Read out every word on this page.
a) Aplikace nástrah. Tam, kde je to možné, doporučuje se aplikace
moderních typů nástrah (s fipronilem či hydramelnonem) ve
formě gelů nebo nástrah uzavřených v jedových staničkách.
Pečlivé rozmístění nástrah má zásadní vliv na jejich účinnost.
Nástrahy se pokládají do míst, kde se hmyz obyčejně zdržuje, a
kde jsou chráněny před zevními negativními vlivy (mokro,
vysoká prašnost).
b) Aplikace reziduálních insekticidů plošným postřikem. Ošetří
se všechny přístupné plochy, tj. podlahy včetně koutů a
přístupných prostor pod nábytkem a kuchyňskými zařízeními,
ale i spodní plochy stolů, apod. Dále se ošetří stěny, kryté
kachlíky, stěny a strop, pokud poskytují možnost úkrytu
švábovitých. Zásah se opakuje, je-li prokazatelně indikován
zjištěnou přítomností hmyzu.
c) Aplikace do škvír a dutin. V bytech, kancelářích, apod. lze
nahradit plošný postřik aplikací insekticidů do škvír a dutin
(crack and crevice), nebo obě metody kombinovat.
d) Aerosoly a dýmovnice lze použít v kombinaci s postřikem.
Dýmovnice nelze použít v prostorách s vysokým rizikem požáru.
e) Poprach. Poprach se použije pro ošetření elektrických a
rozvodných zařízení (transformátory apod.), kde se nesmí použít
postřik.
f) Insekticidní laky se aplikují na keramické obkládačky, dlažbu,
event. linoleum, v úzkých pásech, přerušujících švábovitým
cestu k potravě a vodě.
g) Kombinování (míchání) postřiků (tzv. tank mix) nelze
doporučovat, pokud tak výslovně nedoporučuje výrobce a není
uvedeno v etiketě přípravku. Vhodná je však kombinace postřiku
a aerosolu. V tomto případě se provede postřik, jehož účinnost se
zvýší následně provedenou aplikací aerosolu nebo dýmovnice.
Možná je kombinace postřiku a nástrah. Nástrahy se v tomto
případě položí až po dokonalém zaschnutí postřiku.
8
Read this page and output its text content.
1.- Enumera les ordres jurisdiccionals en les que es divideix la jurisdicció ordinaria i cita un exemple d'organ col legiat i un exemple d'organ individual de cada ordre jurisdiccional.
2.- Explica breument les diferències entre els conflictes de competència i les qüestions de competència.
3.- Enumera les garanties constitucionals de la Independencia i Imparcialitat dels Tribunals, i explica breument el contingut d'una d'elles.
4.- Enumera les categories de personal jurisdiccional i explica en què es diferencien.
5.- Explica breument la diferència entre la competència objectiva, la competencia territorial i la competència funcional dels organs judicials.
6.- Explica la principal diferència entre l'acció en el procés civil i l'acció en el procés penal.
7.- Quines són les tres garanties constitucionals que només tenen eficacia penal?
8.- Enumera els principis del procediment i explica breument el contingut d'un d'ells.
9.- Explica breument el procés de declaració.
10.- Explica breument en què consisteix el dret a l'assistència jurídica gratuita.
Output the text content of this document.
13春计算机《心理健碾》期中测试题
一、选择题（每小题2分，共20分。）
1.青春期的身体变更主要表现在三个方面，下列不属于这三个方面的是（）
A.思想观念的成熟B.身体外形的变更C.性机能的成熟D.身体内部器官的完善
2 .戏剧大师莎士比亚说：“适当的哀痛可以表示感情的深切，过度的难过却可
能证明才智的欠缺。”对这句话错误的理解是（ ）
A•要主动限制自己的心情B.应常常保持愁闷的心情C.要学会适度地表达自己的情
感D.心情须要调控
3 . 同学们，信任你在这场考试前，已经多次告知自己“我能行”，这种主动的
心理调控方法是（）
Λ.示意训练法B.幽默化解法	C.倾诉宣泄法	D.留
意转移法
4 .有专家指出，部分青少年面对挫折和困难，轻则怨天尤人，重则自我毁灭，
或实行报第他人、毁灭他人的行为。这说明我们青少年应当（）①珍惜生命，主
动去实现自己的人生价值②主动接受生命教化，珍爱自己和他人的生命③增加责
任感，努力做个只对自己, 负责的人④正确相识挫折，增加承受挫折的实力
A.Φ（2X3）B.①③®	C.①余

----------------

__REQUIREMENT__.
Write out only what runs from the line holding "Output the text content of this document." through the last line of the records, exactly as shown.

__RESPONSE TO THE EXERCISE__.
Output the text content of this document.
13春计算机《心理健碾》期中测试题
一、选择题（每小题2分，共20分。）
1.青春期的身体变更主要表现在三个方面，下列不属于这三个方面的是（）
A.思想观念的成熟B.身体外形的变更C.性机能的成熟D.身体内部器官的完善
2 .戏剧大师莎士比亚说：“适当的哀痛可以表示感情的深切，过度的难过却可
能证明才智的欠缺。”对这句话错误的理解是（ ）
A•要主动限制自己的心情B.应常常保持愁闷的心情C.要学会适度地表达自己的情
感D.心情须要调控
3 . 同学们，信任你在这场考试前，已经多次告知自己“我能行”，这种主动的
心理调控方法是（）
Λ.示意训练法B.幽默化解法	C.倾诉宣泄法	D.留
意转移法
4 .有专家指出，部分青少年面对挫折和困难，轻则怨天尤人，重则自我毁灭，
或实行报第他人、毁灭他人的行为。这说明我们青少年应当（）①珍惜生命，主
动去实现自己的人生价值②主动接受生命教化，珍爱自己和他人的生命③增加责
任感，努力做个只对自己, 负责的人④正确相识挫折，增加承受挫折的实力
A.Φ（2X3）B.①③®	C.①余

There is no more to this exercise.